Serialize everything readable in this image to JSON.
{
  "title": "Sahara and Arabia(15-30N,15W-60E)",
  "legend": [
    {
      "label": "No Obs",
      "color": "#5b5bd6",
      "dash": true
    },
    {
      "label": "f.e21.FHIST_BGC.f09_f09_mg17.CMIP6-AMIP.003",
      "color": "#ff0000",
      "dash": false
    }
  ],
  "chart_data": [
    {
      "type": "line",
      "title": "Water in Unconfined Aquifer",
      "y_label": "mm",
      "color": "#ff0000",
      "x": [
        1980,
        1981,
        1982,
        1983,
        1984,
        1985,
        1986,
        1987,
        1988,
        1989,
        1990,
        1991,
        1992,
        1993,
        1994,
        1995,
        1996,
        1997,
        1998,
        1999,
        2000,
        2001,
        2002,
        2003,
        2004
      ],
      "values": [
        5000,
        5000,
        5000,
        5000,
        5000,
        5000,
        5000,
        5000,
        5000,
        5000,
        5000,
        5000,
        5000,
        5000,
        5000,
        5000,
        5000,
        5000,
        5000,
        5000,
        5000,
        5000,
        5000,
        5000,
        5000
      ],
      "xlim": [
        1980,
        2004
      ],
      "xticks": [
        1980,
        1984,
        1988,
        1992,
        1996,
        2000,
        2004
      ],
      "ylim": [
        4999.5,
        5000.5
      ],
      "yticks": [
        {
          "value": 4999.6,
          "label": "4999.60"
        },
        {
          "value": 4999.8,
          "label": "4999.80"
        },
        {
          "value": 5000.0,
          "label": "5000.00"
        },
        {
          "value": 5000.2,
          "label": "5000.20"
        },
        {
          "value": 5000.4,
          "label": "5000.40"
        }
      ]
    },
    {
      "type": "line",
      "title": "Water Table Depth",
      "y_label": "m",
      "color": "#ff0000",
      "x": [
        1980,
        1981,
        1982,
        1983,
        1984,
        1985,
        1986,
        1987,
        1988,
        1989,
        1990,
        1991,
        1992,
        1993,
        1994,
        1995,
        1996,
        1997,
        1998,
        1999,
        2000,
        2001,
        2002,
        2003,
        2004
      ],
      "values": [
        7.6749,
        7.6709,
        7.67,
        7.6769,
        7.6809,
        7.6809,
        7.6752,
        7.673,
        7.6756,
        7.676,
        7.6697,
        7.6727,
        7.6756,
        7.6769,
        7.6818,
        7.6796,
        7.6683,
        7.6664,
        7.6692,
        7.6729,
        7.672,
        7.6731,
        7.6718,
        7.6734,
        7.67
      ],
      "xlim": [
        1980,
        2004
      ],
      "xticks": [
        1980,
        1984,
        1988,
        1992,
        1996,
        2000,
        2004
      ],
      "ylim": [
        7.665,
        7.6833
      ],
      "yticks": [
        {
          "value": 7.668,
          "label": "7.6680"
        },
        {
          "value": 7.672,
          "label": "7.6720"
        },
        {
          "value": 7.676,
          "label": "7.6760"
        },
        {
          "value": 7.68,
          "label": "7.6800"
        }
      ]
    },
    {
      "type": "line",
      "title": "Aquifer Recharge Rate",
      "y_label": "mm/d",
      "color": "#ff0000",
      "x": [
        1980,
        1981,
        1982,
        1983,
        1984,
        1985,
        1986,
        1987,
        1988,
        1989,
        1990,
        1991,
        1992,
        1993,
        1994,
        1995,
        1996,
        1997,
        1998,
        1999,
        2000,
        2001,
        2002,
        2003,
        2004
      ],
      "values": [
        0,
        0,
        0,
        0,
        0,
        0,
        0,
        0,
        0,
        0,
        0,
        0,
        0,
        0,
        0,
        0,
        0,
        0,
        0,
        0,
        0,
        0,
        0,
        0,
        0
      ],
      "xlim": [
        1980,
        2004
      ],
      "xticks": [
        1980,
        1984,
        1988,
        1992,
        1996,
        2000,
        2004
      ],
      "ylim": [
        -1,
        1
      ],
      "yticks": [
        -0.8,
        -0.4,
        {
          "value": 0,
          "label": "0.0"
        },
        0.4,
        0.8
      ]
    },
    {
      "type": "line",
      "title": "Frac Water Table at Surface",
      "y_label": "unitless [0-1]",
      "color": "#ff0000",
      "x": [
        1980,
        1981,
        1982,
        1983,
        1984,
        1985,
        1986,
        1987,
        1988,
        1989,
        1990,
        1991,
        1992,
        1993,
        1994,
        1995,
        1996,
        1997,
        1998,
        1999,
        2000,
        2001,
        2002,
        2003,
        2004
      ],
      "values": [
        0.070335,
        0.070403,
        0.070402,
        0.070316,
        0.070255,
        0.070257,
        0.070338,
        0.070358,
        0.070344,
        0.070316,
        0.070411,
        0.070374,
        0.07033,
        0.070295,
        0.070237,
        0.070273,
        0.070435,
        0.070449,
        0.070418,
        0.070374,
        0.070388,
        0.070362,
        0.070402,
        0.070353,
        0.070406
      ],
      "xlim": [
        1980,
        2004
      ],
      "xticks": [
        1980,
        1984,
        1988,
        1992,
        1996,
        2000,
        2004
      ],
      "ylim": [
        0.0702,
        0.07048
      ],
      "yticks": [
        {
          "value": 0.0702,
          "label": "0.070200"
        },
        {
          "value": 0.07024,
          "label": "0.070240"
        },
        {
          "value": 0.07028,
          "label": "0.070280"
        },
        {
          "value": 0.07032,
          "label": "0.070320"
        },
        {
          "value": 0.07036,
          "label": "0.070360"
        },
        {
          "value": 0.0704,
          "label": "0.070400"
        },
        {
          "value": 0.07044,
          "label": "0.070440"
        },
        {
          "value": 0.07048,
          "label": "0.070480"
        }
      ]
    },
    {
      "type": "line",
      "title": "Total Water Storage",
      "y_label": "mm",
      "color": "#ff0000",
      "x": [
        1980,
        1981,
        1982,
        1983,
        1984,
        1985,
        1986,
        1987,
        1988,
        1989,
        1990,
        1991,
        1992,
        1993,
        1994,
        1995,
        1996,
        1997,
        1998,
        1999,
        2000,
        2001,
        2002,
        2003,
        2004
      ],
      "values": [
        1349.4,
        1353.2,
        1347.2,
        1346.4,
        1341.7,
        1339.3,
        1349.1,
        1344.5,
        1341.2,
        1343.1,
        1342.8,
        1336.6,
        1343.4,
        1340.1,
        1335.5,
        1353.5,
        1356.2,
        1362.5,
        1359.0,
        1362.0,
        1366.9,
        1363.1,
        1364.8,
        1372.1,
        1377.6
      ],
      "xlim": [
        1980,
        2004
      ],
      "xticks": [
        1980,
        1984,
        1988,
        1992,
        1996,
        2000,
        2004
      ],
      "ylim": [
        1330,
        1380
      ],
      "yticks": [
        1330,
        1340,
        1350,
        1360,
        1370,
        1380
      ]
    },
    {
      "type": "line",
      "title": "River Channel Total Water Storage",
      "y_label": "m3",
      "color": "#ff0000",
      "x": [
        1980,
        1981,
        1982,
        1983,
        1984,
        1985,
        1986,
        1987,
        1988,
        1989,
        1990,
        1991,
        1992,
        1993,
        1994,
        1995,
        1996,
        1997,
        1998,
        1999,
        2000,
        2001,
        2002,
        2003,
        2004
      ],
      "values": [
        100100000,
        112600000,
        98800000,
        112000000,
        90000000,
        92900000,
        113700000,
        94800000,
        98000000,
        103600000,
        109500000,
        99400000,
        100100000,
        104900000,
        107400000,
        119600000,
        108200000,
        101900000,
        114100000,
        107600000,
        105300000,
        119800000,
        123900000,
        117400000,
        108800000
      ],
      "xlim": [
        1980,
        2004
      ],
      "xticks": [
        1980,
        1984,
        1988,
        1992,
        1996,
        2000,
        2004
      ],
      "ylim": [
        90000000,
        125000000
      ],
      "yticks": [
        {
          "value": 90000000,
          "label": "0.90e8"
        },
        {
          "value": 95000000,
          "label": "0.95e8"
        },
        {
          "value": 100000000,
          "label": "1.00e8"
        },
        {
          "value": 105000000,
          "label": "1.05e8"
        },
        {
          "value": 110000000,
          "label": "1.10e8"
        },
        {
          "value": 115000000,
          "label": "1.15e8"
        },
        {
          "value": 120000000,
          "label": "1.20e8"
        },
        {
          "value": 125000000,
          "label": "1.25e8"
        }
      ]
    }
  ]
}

::::

→ **Task brief**
Identify every line above that includes the word "title", and show those lines.

→ **Written solution**
  "title": "Sahara and Arabia(15-30N,15W-60E)",
      "title": "Water in Unconfined Aquifer",
      "title": "Water Table Depth",
      "title": "Aquifer Recharge Rate",
      "title": "Frac Water Table at Surface",
      "title": "Total Water Storage",
      "title": "River Channel Total Water Storage",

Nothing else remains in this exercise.